Go through the material below, count the lines with the word "SHOULDER", and reply with the count alone.

- Input data
━━━━━━━━━━
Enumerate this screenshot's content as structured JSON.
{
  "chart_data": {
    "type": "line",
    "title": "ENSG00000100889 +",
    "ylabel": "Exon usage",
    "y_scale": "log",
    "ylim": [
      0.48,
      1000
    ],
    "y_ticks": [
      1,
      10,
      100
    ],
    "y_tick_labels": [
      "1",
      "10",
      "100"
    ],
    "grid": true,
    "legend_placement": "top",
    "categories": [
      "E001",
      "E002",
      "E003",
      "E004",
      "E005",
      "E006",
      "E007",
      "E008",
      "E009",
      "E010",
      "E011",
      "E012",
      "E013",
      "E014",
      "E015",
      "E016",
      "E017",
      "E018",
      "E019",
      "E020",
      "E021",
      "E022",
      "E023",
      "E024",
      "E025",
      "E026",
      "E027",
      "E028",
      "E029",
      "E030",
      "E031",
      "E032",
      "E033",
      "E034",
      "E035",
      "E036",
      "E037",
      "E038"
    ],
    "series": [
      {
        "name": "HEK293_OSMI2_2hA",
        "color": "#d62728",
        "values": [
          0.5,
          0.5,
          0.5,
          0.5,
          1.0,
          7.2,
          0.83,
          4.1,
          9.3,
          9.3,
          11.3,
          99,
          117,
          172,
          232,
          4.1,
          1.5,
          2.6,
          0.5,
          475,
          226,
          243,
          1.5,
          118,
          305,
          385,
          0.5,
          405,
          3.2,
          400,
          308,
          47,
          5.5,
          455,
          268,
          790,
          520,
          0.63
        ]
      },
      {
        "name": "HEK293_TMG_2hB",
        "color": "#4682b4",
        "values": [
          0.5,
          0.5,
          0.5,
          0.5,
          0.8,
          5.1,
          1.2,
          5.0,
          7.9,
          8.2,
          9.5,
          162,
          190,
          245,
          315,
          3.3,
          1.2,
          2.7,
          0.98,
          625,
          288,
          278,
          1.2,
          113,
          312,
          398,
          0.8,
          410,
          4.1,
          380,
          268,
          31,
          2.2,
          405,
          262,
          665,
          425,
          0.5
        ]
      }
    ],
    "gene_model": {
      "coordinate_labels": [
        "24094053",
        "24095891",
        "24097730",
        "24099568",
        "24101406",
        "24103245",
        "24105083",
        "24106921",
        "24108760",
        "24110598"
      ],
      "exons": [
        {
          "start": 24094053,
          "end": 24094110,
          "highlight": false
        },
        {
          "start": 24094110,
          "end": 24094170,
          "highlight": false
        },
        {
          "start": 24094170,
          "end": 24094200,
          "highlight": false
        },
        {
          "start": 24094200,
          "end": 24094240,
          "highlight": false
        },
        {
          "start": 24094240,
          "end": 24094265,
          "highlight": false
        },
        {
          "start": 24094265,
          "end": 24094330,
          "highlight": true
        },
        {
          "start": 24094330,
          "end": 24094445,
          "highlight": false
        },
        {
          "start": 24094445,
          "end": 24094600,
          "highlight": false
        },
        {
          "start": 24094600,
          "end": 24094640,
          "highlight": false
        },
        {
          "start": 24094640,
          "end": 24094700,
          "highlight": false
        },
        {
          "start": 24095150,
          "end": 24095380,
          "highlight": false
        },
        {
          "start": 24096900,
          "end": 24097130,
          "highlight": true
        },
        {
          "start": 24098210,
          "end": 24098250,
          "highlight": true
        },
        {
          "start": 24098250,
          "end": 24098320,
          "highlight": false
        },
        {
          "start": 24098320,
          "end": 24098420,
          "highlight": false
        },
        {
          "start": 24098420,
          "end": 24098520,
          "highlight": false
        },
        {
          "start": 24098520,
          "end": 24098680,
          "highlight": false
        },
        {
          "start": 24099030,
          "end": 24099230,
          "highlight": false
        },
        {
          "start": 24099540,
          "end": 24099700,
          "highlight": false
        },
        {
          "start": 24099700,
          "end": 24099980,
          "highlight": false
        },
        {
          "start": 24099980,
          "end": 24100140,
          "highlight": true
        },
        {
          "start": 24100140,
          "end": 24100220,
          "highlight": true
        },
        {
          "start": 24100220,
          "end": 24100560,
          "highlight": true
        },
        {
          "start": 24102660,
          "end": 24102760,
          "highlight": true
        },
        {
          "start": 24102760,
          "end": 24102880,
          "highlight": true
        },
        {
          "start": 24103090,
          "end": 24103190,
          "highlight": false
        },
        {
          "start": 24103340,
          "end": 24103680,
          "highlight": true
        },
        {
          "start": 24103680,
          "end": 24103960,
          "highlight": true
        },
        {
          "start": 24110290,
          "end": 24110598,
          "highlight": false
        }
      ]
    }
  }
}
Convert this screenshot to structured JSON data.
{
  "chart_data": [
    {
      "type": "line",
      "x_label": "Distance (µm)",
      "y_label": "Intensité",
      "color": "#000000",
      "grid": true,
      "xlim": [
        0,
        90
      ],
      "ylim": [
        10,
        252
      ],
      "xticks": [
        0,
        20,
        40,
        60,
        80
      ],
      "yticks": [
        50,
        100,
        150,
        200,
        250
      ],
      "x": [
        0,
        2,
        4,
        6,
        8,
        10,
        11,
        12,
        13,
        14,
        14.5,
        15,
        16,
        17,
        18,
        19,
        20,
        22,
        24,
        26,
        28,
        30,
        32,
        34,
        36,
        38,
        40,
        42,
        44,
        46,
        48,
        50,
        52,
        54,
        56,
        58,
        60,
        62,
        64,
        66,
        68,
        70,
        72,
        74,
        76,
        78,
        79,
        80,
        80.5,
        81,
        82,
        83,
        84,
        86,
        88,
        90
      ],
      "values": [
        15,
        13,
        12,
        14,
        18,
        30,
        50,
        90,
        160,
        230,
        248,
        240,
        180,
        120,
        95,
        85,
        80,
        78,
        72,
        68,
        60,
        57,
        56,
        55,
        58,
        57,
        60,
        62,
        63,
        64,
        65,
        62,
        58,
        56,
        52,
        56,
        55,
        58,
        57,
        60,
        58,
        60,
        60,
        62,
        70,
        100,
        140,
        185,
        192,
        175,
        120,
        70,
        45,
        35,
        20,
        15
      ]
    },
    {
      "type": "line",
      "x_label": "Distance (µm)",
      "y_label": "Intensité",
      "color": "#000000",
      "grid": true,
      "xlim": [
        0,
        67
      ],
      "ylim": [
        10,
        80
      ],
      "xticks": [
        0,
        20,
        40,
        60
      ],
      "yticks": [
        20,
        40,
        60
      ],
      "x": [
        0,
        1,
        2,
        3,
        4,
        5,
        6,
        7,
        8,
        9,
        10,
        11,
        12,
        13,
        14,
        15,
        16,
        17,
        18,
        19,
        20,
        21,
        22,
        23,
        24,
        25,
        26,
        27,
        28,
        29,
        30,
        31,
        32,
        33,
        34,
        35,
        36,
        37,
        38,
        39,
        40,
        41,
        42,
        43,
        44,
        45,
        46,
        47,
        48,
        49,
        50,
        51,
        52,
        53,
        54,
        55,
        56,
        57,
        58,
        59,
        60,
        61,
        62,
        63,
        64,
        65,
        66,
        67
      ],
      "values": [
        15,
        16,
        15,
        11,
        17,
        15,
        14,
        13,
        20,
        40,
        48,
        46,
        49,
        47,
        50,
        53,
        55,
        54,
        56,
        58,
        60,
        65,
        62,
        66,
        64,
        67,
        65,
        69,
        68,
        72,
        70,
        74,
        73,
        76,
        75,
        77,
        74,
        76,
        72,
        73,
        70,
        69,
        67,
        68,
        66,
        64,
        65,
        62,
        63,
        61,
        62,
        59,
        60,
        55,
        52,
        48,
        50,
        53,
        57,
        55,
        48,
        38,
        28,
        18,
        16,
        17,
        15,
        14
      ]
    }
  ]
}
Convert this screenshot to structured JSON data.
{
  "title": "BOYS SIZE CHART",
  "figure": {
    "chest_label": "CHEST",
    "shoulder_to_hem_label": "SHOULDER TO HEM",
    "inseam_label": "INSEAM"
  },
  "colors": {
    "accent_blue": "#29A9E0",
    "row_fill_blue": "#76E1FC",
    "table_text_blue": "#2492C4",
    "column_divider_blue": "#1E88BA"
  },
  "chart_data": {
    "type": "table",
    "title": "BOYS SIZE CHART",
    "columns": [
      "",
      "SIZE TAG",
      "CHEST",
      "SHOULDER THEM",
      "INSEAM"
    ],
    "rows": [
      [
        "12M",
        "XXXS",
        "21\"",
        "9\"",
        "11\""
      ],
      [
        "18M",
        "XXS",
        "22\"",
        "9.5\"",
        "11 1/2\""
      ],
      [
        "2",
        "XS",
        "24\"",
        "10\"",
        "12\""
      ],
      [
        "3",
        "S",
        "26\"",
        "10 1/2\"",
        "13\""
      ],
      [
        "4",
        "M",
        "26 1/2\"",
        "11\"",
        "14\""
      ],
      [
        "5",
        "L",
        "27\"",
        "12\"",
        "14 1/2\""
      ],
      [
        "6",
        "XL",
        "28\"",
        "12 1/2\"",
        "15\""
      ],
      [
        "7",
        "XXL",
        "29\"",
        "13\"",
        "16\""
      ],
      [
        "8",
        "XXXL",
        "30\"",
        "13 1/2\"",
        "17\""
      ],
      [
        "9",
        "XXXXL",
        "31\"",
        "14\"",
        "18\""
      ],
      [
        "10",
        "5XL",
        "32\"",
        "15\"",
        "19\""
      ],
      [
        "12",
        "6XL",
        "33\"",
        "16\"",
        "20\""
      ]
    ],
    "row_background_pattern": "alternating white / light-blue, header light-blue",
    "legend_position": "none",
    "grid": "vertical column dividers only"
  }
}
━━━━━━━━━━
- Response to the exercise
2